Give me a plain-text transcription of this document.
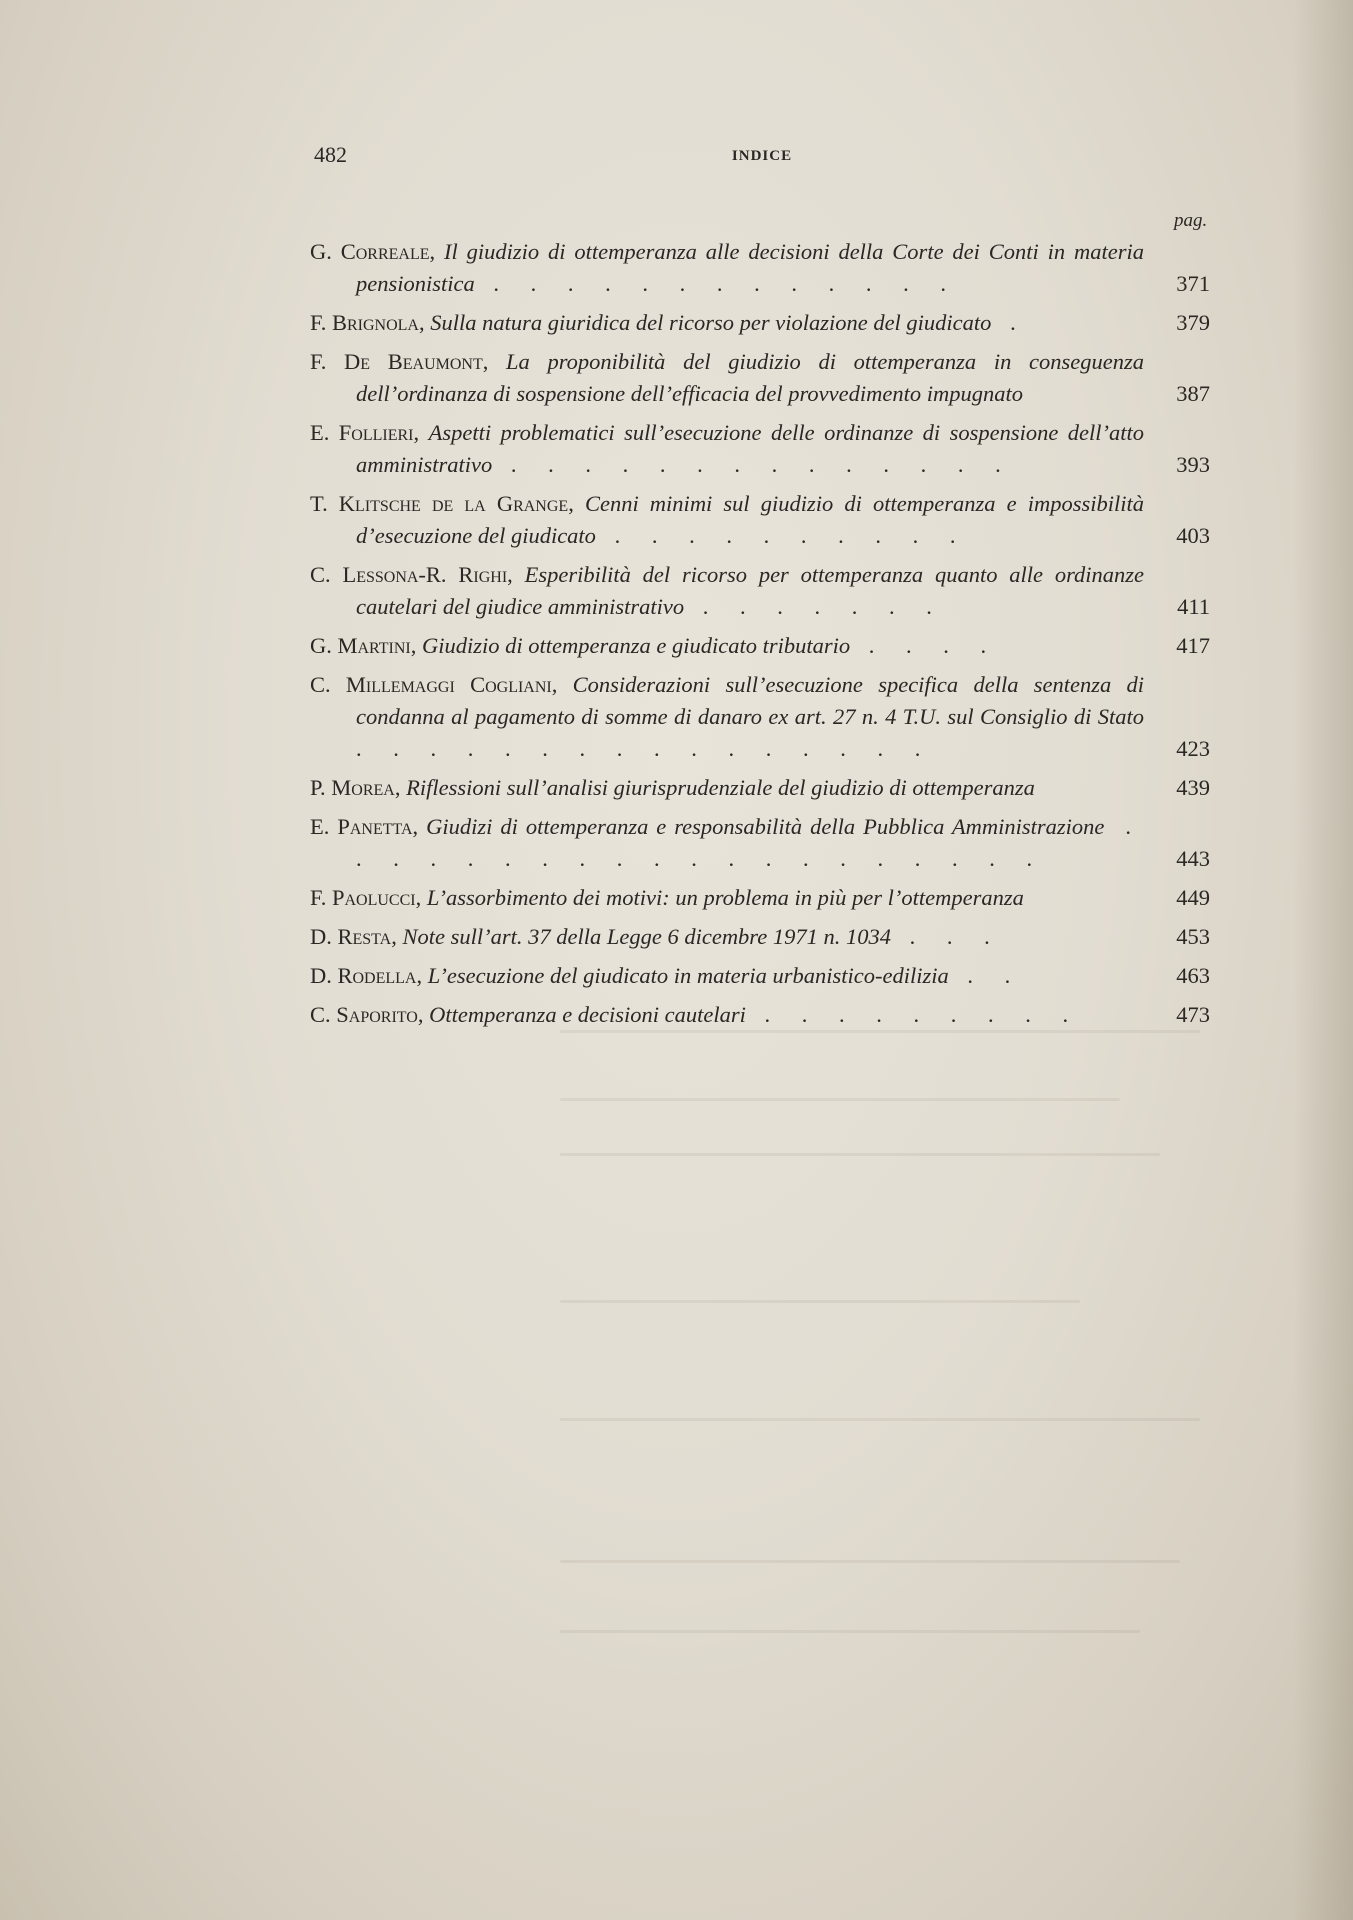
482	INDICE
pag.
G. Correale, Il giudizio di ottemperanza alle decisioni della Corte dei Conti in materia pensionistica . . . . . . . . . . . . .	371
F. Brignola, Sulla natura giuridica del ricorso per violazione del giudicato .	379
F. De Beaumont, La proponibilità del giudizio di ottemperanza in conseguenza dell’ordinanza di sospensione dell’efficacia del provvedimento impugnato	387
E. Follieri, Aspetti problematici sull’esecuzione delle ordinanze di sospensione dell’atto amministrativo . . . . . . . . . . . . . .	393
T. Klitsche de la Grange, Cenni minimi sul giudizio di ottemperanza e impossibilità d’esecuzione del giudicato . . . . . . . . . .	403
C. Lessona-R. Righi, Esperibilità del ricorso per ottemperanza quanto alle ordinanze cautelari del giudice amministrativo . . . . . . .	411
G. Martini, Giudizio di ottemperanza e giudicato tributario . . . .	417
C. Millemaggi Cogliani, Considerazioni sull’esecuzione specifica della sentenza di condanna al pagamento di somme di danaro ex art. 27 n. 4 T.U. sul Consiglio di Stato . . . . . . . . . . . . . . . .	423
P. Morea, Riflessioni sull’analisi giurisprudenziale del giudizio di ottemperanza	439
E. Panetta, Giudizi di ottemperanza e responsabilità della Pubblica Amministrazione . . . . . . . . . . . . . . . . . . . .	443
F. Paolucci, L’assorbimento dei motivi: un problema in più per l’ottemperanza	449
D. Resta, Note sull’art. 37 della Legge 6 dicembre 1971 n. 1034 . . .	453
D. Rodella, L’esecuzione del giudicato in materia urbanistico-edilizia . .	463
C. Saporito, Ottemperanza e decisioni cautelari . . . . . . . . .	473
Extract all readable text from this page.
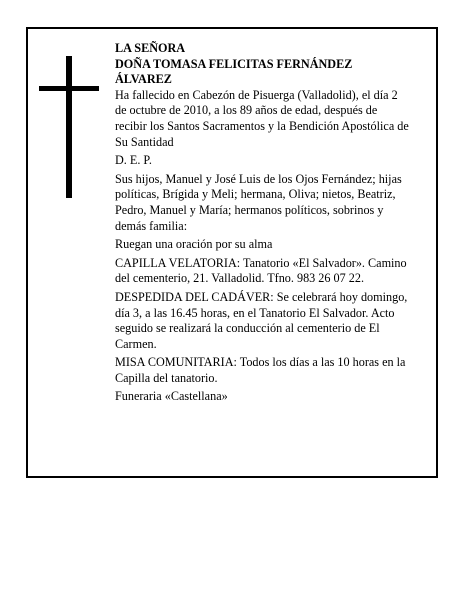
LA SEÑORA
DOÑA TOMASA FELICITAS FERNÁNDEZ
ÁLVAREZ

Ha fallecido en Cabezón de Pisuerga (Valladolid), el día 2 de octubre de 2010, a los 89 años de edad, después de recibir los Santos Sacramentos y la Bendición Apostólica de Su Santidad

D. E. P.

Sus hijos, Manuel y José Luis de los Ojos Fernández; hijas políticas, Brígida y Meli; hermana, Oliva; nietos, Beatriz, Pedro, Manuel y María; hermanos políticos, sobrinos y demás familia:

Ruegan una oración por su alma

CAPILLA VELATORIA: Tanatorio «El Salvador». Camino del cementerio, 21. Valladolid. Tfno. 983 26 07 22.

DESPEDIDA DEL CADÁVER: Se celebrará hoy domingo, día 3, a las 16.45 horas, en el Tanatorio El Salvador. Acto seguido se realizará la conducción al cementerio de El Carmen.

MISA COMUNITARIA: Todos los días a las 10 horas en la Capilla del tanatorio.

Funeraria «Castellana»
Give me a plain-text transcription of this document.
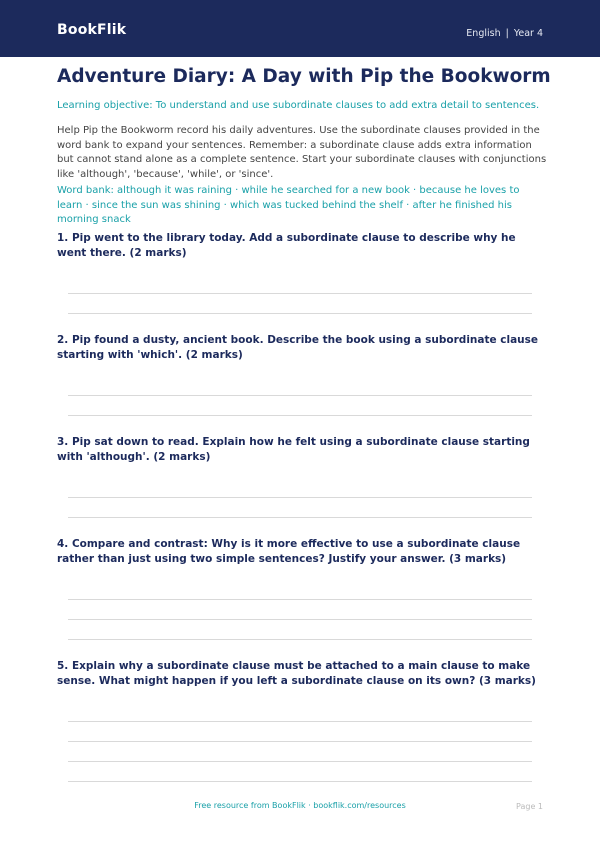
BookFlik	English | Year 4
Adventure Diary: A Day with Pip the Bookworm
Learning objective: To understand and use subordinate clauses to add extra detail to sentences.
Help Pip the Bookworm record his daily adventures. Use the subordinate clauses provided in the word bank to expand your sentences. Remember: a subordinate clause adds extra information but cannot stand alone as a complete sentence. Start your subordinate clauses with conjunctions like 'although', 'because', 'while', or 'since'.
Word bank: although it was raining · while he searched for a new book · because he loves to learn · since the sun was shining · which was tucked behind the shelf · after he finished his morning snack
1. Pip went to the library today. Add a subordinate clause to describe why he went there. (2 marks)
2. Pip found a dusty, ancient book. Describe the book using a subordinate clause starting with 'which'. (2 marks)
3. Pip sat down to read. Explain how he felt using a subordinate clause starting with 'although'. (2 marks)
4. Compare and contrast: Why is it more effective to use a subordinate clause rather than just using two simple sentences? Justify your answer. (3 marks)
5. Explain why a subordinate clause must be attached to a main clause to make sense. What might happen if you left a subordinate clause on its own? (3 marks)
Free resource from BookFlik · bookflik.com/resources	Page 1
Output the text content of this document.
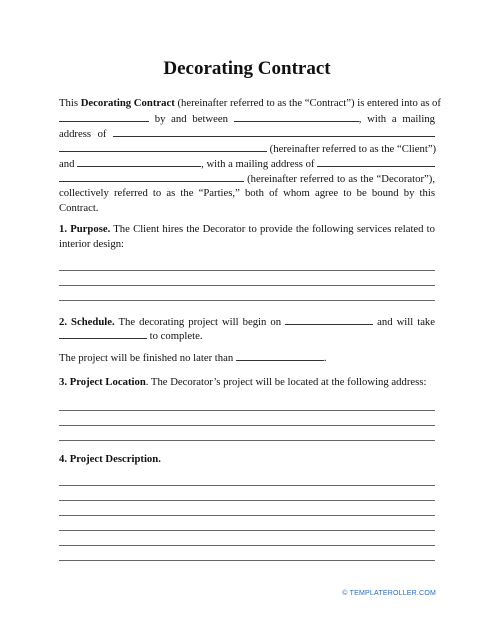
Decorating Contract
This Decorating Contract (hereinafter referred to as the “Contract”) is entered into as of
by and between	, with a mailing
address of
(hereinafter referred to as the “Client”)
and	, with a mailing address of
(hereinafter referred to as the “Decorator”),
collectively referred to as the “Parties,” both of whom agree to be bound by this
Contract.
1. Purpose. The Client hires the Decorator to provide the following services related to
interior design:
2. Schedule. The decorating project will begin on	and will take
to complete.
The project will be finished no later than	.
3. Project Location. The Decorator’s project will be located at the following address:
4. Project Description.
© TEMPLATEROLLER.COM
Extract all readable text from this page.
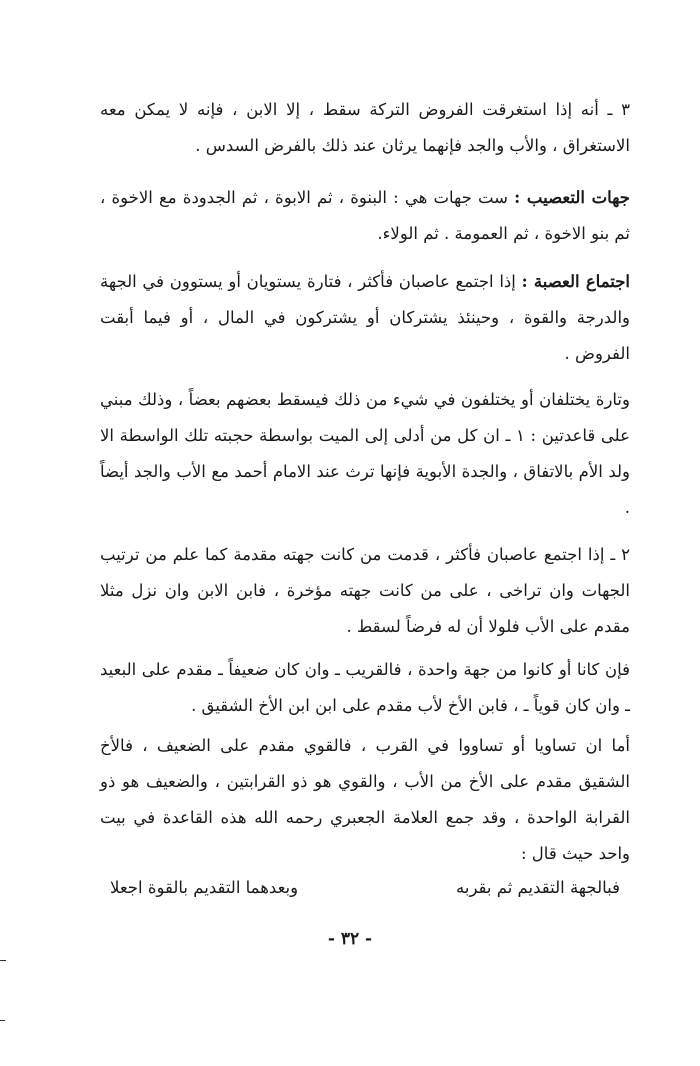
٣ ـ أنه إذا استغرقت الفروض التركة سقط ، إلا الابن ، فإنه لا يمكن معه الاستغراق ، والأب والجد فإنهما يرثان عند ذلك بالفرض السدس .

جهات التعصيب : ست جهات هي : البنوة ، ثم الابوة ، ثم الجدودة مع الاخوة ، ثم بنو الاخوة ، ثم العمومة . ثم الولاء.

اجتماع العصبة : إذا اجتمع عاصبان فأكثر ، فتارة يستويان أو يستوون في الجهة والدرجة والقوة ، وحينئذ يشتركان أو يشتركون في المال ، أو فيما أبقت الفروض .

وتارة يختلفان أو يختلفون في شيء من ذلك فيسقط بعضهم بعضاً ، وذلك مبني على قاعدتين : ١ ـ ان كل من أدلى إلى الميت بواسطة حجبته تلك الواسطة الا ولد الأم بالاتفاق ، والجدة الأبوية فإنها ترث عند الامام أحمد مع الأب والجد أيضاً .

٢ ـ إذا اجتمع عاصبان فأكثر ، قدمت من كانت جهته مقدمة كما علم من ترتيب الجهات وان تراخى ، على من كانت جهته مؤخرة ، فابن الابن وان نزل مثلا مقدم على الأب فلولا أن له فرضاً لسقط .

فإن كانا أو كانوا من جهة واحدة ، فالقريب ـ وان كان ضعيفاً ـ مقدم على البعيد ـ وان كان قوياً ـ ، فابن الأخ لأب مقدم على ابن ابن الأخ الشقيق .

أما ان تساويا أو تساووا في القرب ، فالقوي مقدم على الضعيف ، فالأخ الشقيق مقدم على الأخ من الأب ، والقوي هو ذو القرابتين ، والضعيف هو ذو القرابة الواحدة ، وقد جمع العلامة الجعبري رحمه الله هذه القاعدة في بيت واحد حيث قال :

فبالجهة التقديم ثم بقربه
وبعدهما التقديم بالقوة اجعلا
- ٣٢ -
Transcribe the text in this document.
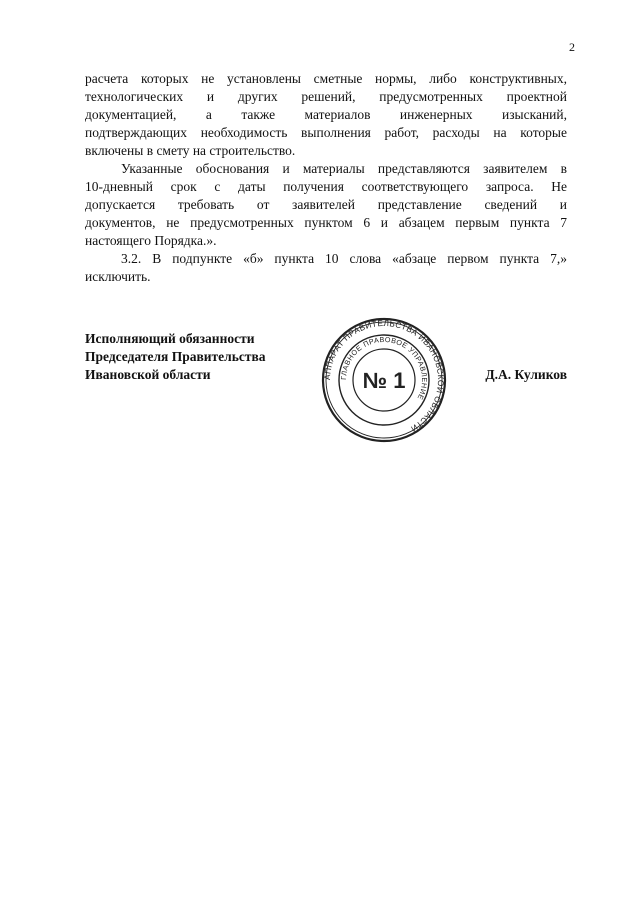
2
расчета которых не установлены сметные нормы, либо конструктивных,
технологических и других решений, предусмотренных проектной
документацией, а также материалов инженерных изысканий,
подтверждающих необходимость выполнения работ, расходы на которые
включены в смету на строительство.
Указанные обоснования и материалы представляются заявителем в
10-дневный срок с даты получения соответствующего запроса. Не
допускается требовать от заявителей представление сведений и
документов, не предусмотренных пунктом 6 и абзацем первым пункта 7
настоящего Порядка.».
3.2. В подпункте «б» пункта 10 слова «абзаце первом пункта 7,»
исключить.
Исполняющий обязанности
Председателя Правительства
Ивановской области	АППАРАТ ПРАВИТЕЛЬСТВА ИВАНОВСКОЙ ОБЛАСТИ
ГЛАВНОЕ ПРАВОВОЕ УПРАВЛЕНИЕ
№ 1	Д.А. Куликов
====================
== WHAT THE EXERCISE ASKS ==
Nothing in the entries should change as you copy them, except that the pictures are left out.

== SOLVED EXERCISE ==
Give me a plain-text transcription of this document.
482	INDICE
pag.
G. Correale, Il giudizio di ottemperanza alle decisioni della Corte dei Conti in materia pensionistica . . . . . . . . . . . . .	371
F. Brignola, Sulla natura giuridica del ricorso per violazione del giudicato .	379
F. De Beaumont, La proponibilità del giudizio di ottemperanza in conseguenza dell’ordinanza di sospensione dell’efficacia del provvedimento impugnato	387
E. Follieri, Aspetti problematici sull’esecuzione delle ordinanze di sospensione dell’atto amministrativo . . . . . . . . . . . . . .	393
T. Klitsche de la Grange, Cenni minimi sul giudizio di ottemperanza e impossibilità d’esecuzione del giudicato . . . . . . . . . .	403
C. Lessona-R. Righi, Esperibilità del ricorso per ottemperanza quanto alle ordinanze cautelari del giudice amministrativo . . . . . . .	411
G. Martini, Giudizio di ottemperanza e giudicato tributario . . . .	417
C. Millemaggi Cogliani, Considerazioni sull’esecuzione specifica della sentenza di condanna al pagamento di somme di danaro ex art. 27 n. 4 T.U. sul Consiglio di Stato . . . . . . . . . . . . . . . .	423
P. Morea, Riflessioni sull’analisi giurisprudenziale del giudizio di ottemperanza	439
E. Panetta, Giudizi di ottemperanza e responsabilità della Pubblica Amministrazione . . . . . . . . . . . . . . . . . . . .	443
F. Paolucci, L’assorbimento dei motivi: un problema in più per l’ottemperanza	449
D. Resta, Note sull’art. 37 della Legge 6 dicembre 1971 n. 1034 . . .	453
D. Rodella, L’esecuzione del giudicato in materia urbanistico-edilizia . .	463
C. Saporito, Ottemperanza e decisioni cautelari . . . . . . . . .	473
Extract all readable text from this page.
LA SEÑORA
DOÑA TOMASA FELICITAS FERNÁNDEZ
ÁLVAREZ

Ha fallecido en Cabezón de Pisuerga (Valladolid), el día 2 de octubre de 2010, a los 89 años de edad, después de recibir los Santos Sacramentos y la Bendición Apostólica de Su Santidad

D. E. P.

Sus hijos, Manuel y José Luis de los Ojos Fernández; hijas políticas, Brígida y Meli; hermana, Oliva; nietos, Beatriz, Pedro, Manuel y María; hermanos políticos, sobrinos y demás familia:

Ruegan una oración por su alma

CAPILLA VELATORIA: Tanatorio «El Salvador». Camino del cementerio, 21. Valladolid. Tfno. 983 26 07 22.

DESPEDIDA DEL CADÁVER: Se celebrará hoy domingo, día 3, a las 16.45 horas, en el Tanatorio El Salvador. Acto seguido se realizará la conducción al cementerio de El Carmen.

MISA COMUNITARIA: Todos los días a las 10 horas en la Capilla del tanatorio.

Funeraria «Castellana»
Give me a plain-text transcription of this document.
BookFlik	English | Year 4
Adventure Diary: A Day with Pip the Bookworm
Learning objective: To understand and use subordinate clauses to add extra detail to sentences.
Help Pip the Bookworm record his daily adventures. Use the subordinate clauses provided in the word bank to expand your sentences. Remember: a subordinate clause adds extra information but cannot stand alone as a complete sentence. Start your subordinate clauses with conjunctions like 'although', 'because', 'while', or 'since'.
Word bank: although it was raining · while he searched for a new book · because he loves to learn · since the sun was shining · which was tucked behind the shelf · after he finished his morning snack
1. Pip went to the library today. Add a subordinate clause to describe why he went there. (2 marks)
2. Pip found a dusty, ancient book. Describe the book using a subordinate clause starting with 'which'. (2 marks)
3. Pip sat down to read. Explain how he felt using a subordinate clause starting with 'although'. (2 marks)
4. Compare and contrast: Why is it more effective to use a subordinate clause rather than just using two simple sentences? Justify your answer. (3 marks)
5. Explain why a subordinate clause must be attached to a main clause to make sense. What might happen if you left a subordinate clause on its own? (3 marks)
Free resource from BookFlik · bookflik.com/resources	Page 1
Output the text content of this document.
Decorating Contract
This Decorating Contract (hereinafter referred to as the “Contract”) is entered into as of
by and between	, with a mailing
address of
(hereinafter referred to as the “Client”)
and	, with a mailing address of
(hereinafter referred to as the “Decorator”),
collectively referred to as the “Parties,” both of whom agree to be bound by this
Contract.
1. Purpose. The Client hires the Decorator to provide the following services related to
interior design:
2. Schedule. The decorating project will begin on	and will take
to complete.
The project will be finished no later than	.
3. Project Location. The Decorator’s project will be located at the following address:
4. Project Description.
© TEMPLATEROLLER.COM
Extract all readable text from this page.
٣ ـ أنه إذا استغرقت الفروض التركة سقط ، إلا الابن ، فإنه لا يمكن معه الاستغراق ، والأب والجد فإنهما يرثان عند ذلك بالفرض السدس .

جهات التعصيب : ست جهات هي : البنوة ، ثم الابوة ، ثم الجدودة مع الاخوة ، ثم بنو الاخوة ، ثم العمومة . ثم الولاء.

اجتماع العصبة : إذا اجتمع عاصبان فأكثر ، فتارة يستويان أو يستوون في الجهة والدرجة والقوة ، وحينئذ يشتركان أو يشتركون في المال ، أو فيما أبقت الفروض .

وتارة يختلفان أو يختلفون في شيء من ذلك فيسقط بعضهم بعضاً ، وذلك مبني على قاعدتين : ١ ـ ان كل من أدلى إلى الميت بواسطة حجبته تلك الواسطة الا ولد الأم بالاتفاق ، والجدة الأبوية فإنها ترث عند الامام أحمد مع الأب والجد أيضاً .

٢ ـ إذا اجتمع عاصبان فأكثر ، قدمت من كانت جهته مقدمة كما علم من ترتيب الجهات وان تراخى ، على من كانت جهته مؤخرة ، فابن الابن وان نزل مثلا مقدم على الأب فلولا أن له فرضاً لسقط .

فإن كانا أو كانوا من جهة واحدة ، فالقريب ـ وان كان ضعيفاً ـ مقدم على البعيد ـ وان كان قوياً ـ ، فابن الأخ لأب مقدم على ابن ابن الأخ الشقيق .

أما ان تساويا أو تساووا في القرب ، فالقوي مقدم على الضعيف ، فالأخ الشقيق مقدم على الأخ من الأب ، والقوي هو ذو القرابتين ، والضعيف هو ذو القرابة الواحدة ، وقد جمع العلامة الجعبري رحمه الله هذه القاعدة في بيت واحد حيث قال :

فبالجهة التقديم ثم بقربه
وبعدهما التقديم بالقوة اجعلا
- ٣٢ -
Transcribe the text in this document.
2
расчета которых не установлены сметные нормы, либо конструктивных,
технологических и других решений, предусмотренных проектной
документацией, а также материалов инженерных изысканий,
подтверждающих необходимость выполнения работ, расходы на которые
включены в смету на строительство.
Указанные обоснования и материалы представляются заявителем в
10-дневный срок с даты получения соответствующего запроса. Не
допускается требовать от заявителей представление сведений и
документов, не предусмотренных пунктом 6 и абзацем первым пункта 7
настоящего Порядка.».
3.2. В подпункте «б» пункта 10 слова «абзаце первом пункта 7,»
исключить.
Исполняющий обязанности
Председателя Правительства
Ивановской области	АППАРАТ ПРАВИТЕЛЬСТВА ИВАНОВСКОЙ ОБЛАСТИ
ГЛАВНОЕ ПРАВОВОЕ УПРАВЛЕНИЕ
№ 1	Д.А. Куликов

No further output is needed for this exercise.